[Figure data in JSON]
==================================================

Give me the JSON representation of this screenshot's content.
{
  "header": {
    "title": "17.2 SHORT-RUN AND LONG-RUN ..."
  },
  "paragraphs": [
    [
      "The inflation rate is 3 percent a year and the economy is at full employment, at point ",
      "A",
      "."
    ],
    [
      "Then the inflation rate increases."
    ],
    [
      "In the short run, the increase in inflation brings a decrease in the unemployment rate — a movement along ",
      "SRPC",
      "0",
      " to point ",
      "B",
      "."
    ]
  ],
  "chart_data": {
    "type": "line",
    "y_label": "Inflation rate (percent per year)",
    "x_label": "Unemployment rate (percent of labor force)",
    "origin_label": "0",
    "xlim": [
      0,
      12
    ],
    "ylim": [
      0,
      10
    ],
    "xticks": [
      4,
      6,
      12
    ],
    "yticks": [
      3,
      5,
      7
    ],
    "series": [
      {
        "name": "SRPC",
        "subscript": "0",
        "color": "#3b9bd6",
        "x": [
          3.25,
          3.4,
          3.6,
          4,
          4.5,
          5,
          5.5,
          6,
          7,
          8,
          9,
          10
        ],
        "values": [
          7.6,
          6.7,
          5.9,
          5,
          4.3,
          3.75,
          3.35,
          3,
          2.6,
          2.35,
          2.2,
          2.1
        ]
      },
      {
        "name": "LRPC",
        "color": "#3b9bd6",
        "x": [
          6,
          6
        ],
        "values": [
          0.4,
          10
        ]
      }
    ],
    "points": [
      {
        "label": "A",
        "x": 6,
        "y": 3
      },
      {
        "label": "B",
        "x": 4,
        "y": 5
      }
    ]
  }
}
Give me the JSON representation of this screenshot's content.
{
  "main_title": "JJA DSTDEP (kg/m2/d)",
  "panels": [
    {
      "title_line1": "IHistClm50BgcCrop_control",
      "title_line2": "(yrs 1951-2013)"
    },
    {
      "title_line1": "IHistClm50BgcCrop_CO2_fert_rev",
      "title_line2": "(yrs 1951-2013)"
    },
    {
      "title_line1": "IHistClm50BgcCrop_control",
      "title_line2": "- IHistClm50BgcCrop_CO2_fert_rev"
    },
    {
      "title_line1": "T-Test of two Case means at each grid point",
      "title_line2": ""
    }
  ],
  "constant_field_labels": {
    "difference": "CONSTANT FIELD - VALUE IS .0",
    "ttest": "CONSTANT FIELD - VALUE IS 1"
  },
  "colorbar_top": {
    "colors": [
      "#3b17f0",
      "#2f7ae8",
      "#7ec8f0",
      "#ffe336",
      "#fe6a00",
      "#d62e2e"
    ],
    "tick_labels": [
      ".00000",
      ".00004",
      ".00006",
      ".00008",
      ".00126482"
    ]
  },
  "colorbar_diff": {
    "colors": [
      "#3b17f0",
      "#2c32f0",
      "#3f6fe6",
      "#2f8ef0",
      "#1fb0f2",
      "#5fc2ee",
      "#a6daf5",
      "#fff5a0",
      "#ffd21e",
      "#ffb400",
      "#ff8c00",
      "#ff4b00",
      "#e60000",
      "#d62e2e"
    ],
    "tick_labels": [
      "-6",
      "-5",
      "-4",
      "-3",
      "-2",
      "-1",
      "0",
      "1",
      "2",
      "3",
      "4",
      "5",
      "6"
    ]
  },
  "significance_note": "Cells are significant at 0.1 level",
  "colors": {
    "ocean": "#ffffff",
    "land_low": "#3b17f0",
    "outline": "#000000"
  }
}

==================================================

Each record above should be restated word for word.

Give me the JSON representation of this screenshot's content.
{
  "header": {
    "title": "17.2 SHORT-RUN AND LONG-RUN ..."
  },
  "paragraphs": [
    [
      "The inflation rate is 3 percent a year and the economy is at full employment, at point ",
      "A",
      "."
    ],
    [
      "Then the inflation rate increases."
    ],
    [
      "In the short run, the increase in inflation brings a decrease in the unemployment rate — a movement along ",
      "SRPC",
      "0",
      " to point ",
      "B",
      "."
    ]
  ],
  "chart_data": {
    "type": "line",
    "y_label": "Inflation rate (percent per year)",
    "x_label": "Unemployment rate (percent of labor force)",
    "origin_label": "0",
    "xlim": [
      0,
      12
    ],
    "ylim": [
      0,
      10
    ],
    "xticks": [
      4,
      6,
      12
    ],
    "yticks": [
      3,
      5,
      7
    ],
    "series": [
      {
        "name": "SRPC",
        "subscript": "0",
        "color": "#3b9bd6",
        "x": [
          3.25,
          3.4,
          3.6,
          4,
          4.5,
          5,
          5.5,
          6,
          7,
          8,
          9,
          10
        ],
        "values": [
          7.6,
          6.7,
          5.9,
          5,
          4.3,
          3.75,
          3.35,
          3,
          2.6,
          2.35,
          2.2,
          2.1
        ]
      },
      {
        "name": "LRPC",
        "color": "#3b9bd6",
        "x": [
          6,
          6
        ],
        "values": [
          0.4,
          10
        ]
      }
    ],
    "points": [
      {
        "label": "A",
        "x": 6,
        "y": 3
      },
      {
        "label": "B",
        "x": 4,
        "y": 5
      }
    ]
  }
}
Give me the JSON representation of this screenshot's content.
{
  "main_title": "JJA DSTDEP (kg/m2/d)",
  "panels": [
    {
      "title_line1": "IHistClm50BgcCrop_control",
      "title_line2": "(yrs 1951-2013)"
    },
    {
      "title_line1": "IHistClm50BgcCrop_CO2_fert_rev",
      "title_line2": "(yrs 1951-2013)"
    },
    {
      "title_line1": "IHistClm50BgcCrop_control",
      "title_line2": "- IHistClm50BgcCrop_CO2_fert_rev"
    },
    {
      "title_line1": "T-Test of two Case means at each grid point",
      "title_line2": ""
    }
  ],
  "constant_field_labels": {
    "difference": "CONSTANT FIELD - VALUE IS .0",
    "ttest": "CONSTANT FIELD - VALUE IS 1"
  },
  "colorbar_top": {
    "colors": [
      "#3b17f0",
      "#2f7ae8",
      "#7ec8f0",
      "#ffe336",
      "#fe6a00",
      "#d62e2e"
    ],
    "tick_labels": [
      ".00000",
      ".00004",
      ".00006",
      ".00008",
      ".00126482"
    ]
  },
  "colorbar_diff": {
    "colors": [
      "#3b17f0",
      "#2c32f0",
      "#3f6fe6",
      "#2f8ef0",
      "#1fb0f2",
      "#5fc2ee",
      "#a6daf5",
      "#fff5a0",
      "#ffd21e",
      "#ffb400",
      "#ff8c00",
      "#ff4b00",
      "#e60000",
      "#d62e2e"
    ],
    "tick_labels": [
      "-6",
      "-5",
      "-4",
      "-3",
      "-2",
      "-1",
      "0",
      "1",
      "2",
      "3",
      "4",
      "5",
      "6"
    ]
  },
  "significance_note": "Cells are significant at 0.1 level",
  "colors": {
    "ocean": "#ffffff",
    "land_low": "#3b17f0",
    "outline": "#000000"
  }
}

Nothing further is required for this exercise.